Data supplied:
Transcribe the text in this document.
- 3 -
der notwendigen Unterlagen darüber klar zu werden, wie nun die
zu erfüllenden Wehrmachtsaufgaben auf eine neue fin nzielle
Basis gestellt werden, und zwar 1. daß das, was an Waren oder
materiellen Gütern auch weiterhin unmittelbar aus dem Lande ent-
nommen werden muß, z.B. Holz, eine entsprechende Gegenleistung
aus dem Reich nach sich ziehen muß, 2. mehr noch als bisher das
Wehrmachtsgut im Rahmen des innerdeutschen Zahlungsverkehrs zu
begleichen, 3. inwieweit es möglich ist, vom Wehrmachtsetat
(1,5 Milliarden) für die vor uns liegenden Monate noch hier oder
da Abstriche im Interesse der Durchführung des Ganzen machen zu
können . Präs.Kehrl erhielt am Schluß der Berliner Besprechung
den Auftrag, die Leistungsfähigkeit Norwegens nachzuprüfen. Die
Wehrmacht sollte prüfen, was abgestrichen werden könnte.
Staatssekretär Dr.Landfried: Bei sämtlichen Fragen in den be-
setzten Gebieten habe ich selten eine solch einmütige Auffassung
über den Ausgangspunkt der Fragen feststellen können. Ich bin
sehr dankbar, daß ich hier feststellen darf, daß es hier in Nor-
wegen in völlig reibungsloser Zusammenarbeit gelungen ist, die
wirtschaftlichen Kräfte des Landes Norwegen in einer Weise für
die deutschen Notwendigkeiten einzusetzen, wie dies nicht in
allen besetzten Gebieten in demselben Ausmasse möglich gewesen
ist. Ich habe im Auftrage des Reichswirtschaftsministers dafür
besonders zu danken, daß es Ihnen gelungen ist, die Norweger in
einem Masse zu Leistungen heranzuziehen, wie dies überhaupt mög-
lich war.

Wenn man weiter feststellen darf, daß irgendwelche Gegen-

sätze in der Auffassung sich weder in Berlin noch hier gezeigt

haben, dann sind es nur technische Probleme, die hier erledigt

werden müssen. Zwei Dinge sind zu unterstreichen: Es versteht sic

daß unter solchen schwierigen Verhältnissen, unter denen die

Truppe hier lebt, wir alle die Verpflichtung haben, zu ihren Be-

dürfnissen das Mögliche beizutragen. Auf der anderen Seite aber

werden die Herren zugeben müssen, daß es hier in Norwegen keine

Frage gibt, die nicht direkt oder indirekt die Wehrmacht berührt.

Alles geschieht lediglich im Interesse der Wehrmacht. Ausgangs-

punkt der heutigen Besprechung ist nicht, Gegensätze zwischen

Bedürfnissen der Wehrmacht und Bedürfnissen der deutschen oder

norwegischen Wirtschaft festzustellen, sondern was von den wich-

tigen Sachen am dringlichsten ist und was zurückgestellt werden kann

What you will do: Write out all the lines again, exactly as they are.

Task output:
Transcribe the text in this document.
- 3 -
der notwendigen Unterlagen darüber klar zu werden, wie nun die
zu erfüllenden Wehrmachtsaufgaben auf eine neue fin nzielle
Basis gestellt werden, und zwar 1. daß das, was an Waren oder
materiellen Gütern auch weiterhin unmittelbar aus dem Lande ent-
nommen werden muß, z.B. Holz, eine entsprechende Gegenleistung
aus dem Reich nach sich ziehen muß, 2. mehr noch als bisher das
Wehrmachtsgut im Rahmen des innerdeutschen Zahlungsverkehrs zu
begleichen, 3. inwieweit es möglich ist, vom Wehrmachtsetat
(1,5 Milliarden) für die vor uns liegenden Monate noch hier oder
da Abstriche im Interesse der Durchführung des Ganzen machen zu
können . Präs.Kehrl erhielt am Schluß der Berliner Besprechung
den Auftrag, die Leistungsfähigkeit Norwegens nachzuprüfen. Die
Wehrmacht sollte prüfen, was abgestrichen werden könnte.
Staatssekretär Dr.Landfried: Bei sämtlichen Fragen in den be-
setzten Gebieten habe ich selten eine solch einmütige Auffassung
über den Ausgangspunkt der Fragen feststellen können. Ich bin
sehr dankbar, daß ich hier feststellen darf, daß es hier in Nor-
wegen in völlig reibungsloser Zusammenarbeit gelungen ist, die
wirtschaftlichen Kräfte des Landes Norwegen in einer Weise für
die deutschen Notwendigkeiten einzusetzen, wie dies nicht in
allen besetzten Gebieten in demselben Ausmasse möglich gewesen
ist. Ich habe im Auftrage des Reichswirtschaftsministers dafür
besonders zu danken, daß es Ihnen gelungen ist, die Norweger in
einem Masse zu Leistungen heranzuziehen, wie dies überhaupt mög-
lich war.

Wenn man weiter feststellen darf, daß irgendwelche Gegen-

sätze in der Auffassung sich weder in Berlin noch hier gezeigt

haben, dann sind es nur technische Probleme, die hier erledigt

werden müssen. Zwei Dinge sind zu unterstreichen: Es versteht sic

daß unter solchen schwierigen Verhältnissen, unter denen die

Truppe hier lebt, wir alle die Verpflichtung haben, zu ihren Be-

dürfnissen das Mögliche beizutragen. Auf der anderen Seite aber

werden die Herren zugeben müssen, daß es hier in Norwegen keine

Frage gibt, die nicht direkt oder indirekt die Wehrmacht berührt.

Alles geschieht lediglich im Interesse der Wehrmacht. Ausgangs-

punkt der heutigen Besprechung ist nicht, Gegensätze zwischen

Bedürfnissen der Wehrmacht und Bedürfnissen der deutschen oder

norwegischen Wirtschaft festzustellen, sondern was von den wich-

tigen Sachen am dringlichsten ist und was zurückgestellt werden kann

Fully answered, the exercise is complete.